*What to produce*. In the data, extract each line that holds the string "JSON".

*Extracted information*.
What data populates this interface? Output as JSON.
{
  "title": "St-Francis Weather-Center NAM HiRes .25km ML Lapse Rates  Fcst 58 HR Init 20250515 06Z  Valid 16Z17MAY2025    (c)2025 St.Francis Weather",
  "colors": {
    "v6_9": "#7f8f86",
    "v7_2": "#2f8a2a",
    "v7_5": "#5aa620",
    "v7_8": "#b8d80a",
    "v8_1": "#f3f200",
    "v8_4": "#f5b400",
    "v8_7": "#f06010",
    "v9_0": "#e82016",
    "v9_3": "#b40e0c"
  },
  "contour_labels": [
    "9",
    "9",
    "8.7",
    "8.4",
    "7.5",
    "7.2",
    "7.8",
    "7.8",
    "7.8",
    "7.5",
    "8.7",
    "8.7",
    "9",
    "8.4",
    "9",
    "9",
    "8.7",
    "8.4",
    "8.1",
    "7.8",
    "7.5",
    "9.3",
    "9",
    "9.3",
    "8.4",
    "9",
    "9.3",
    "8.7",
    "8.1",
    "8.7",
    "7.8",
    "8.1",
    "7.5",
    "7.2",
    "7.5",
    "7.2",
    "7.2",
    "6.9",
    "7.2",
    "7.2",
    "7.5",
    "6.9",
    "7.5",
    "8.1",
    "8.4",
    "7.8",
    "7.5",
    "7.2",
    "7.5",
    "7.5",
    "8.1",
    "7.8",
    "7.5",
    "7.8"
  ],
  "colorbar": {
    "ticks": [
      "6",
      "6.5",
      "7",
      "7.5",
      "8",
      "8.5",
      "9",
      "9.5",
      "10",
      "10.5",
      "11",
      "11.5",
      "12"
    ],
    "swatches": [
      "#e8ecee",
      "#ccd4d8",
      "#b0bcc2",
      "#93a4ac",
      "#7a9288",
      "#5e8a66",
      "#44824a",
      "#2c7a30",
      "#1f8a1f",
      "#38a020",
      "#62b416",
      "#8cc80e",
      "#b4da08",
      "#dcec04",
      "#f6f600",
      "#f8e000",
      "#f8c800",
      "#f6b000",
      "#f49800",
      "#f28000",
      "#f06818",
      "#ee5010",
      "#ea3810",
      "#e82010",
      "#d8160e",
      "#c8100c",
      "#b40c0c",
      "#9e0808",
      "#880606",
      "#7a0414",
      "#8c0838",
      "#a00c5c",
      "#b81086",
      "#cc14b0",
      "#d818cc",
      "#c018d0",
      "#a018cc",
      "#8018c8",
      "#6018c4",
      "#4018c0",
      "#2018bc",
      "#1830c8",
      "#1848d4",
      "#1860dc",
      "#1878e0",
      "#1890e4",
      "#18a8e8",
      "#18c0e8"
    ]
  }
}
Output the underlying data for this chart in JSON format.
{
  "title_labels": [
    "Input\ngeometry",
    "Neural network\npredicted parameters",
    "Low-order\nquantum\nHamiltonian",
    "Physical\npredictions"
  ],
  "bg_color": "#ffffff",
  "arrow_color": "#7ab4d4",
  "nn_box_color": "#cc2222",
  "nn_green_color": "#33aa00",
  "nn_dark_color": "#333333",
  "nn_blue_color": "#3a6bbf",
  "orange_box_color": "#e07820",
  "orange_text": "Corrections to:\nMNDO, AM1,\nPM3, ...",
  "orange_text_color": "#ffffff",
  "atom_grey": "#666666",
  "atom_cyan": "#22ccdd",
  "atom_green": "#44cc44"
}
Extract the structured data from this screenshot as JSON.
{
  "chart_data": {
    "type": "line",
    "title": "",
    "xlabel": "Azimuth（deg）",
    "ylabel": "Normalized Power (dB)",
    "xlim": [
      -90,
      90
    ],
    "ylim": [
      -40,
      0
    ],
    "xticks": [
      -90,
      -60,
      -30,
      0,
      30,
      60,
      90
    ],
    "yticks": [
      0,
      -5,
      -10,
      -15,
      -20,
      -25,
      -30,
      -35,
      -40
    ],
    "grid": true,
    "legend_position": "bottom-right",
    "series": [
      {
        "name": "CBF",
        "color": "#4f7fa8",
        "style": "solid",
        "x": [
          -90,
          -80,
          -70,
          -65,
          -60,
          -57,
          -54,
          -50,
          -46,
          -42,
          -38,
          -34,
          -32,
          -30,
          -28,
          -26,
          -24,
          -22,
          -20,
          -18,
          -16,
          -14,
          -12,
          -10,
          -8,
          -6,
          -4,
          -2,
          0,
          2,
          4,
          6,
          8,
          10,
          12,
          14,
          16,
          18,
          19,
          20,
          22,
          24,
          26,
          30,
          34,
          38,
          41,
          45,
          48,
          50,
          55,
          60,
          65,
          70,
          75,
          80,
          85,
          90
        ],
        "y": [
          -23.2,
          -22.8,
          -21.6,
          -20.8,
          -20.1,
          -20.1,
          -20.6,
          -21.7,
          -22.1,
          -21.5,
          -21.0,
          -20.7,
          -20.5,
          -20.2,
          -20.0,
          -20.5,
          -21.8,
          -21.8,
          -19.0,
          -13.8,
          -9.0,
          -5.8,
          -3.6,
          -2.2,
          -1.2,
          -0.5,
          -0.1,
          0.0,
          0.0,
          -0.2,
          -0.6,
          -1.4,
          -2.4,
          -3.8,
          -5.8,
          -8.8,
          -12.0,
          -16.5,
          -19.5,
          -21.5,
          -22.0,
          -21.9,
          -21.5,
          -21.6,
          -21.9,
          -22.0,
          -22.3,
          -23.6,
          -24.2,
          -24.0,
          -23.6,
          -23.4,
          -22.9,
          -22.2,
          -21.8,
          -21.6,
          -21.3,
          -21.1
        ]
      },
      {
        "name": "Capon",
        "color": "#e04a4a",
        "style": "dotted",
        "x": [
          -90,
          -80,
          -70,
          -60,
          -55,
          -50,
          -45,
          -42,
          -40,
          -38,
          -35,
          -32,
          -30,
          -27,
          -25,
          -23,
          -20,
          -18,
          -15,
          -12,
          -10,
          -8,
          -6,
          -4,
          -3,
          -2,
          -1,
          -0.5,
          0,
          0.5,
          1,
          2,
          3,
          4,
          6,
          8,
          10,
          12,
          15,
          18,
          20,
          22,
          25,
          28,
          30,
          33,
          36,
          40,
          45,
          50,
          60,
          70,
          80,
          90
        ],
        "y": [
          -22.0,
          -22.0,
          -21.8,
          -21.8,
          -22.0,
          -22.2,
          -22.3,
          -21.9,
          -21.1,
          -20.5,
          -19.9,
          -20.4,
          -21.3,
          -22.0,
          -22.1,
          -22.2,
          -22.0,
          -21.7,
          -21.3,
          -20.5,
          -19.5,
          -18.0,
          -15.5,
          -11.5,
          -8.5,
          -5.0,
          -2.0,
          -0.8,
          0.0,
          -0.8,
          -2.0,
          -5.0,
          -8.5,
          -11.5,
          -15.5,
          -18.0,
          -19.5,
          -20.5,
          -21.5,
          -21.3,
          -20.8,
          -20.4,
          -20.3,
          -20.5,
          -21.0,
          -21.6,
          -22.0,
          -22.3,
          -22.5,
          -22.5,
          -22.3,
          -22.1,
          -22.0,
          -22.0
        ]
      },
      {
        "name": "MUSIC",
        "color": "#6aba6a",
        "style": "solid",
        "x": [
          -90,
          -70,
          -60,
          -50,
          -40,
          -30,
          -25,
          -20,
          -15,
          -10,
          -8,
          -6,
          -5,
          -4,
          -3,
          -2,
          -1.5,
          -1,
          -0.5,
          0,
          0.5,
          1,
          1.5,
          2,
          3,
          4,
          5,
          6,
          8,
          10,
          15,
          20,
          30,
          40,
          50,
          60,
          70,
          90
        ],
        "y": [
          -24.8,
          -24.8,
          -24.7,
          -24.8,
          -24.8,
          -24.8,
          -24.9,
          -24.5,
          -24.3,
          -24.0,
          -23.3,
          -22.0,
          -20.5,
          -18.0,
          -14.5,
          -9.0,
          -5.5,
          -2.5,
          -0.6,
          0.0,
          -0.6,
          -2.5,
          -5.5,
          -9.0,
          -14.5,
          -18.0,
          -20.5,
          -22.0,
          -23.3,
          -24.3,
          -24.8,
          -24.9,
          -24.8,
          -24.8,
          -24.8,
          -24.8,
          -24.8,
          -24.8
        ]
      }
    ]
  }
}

*Full answer*.
What data populates this interface? Output as JSON.
Output the underlying data for this chart in JSON format.
Extract the structured data from this screenshot as JSON.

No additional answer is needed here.